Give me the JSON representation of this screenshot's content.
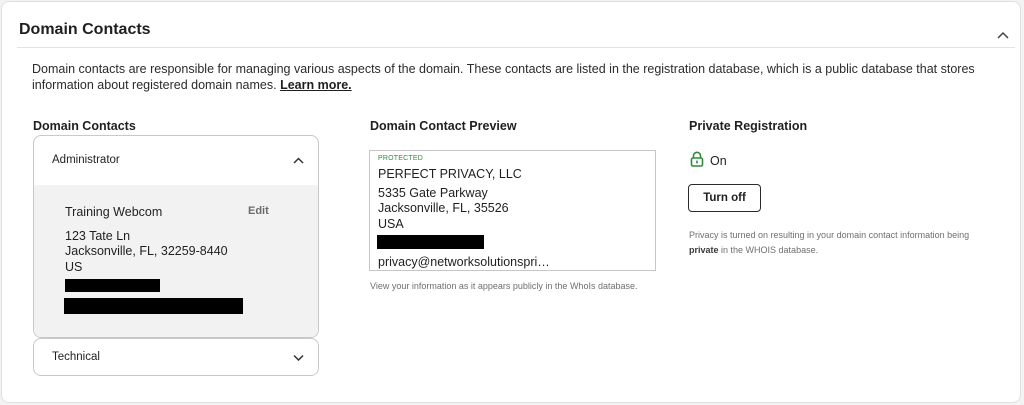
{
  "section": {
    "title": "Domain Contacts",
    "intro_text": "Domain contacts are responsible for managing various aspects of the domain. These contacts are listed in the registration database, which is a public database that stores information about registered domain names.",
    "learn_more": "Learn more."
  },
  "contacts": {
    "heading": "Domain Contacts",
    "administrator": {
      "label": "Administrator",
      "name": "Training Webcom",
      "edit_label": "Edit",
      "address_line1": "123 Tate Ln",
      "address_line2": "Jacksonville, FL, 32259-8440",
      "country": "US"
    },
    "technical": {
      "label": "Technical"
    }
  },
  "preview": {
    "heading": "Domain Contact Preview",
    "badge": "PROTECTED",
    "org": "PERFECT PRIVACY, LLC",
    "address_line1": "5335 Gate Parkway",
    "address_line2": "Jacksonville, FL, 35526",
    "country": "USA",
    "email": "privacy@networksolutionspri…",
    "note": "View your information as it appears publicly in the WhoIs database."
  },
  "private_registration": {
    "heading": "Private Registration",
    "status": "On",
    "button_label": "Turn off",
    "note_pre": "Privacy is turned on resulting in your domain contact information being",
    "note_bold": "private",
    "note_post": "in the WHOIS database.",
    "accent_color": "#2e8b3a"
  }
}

§

**GIVEN TASK**
Write every entry out again exactly, dropping the pictures.

**WRITTEN RESPONSE**
Give me the JSON representation of this screenshot's content.
{
  "section": {
    "title": "Domain Contacts",
    "intro_text": "Domain contacts are responsible for managing various aspects of the domain. These contacts are listed in the registration database, which is a public database that stores information about registered domain names.",
    "learn_more": "Learn more."
  },
  "contacts": {
    "heading": "Domain Contacts",
    "administrator": {
      "label": "Administrator",
      "name": "Training Webcom",
      "edit_label": "Edit",
      "address_line1": "123 Tate Ln",
      "address_line2": "Jacksonville, FL, 32259-8440",
      "country": "US"
    },
    "technical": {
      "label": "Technical"
    }
  },
  "preview": {
    "heading": "Domain Contact Preview",
    "badge": "PROTECTED",
    "org": "PERFECT PRIVACY, LLC",
    "address_line1": "5335 Gate Parkway",
    "address_line2": "Jacksonville, FL, 35526",
    "country": "USA",
    "email": "privacy@networksolutionspri…",
    "note": "View your information as it appears publicly in the WhoIs database."
  },
  "private_registration": {
    "heading": "Private Registration",
    "status": "On",
    "button_label": "Turn off",
    "note_pre": "Privacy is turned on resulting in your domain contact information being",
    "note_bold": "private",
    "note_post": "in the WHOIS database.",
    "accent_color": "#2e8b3a"
  }
}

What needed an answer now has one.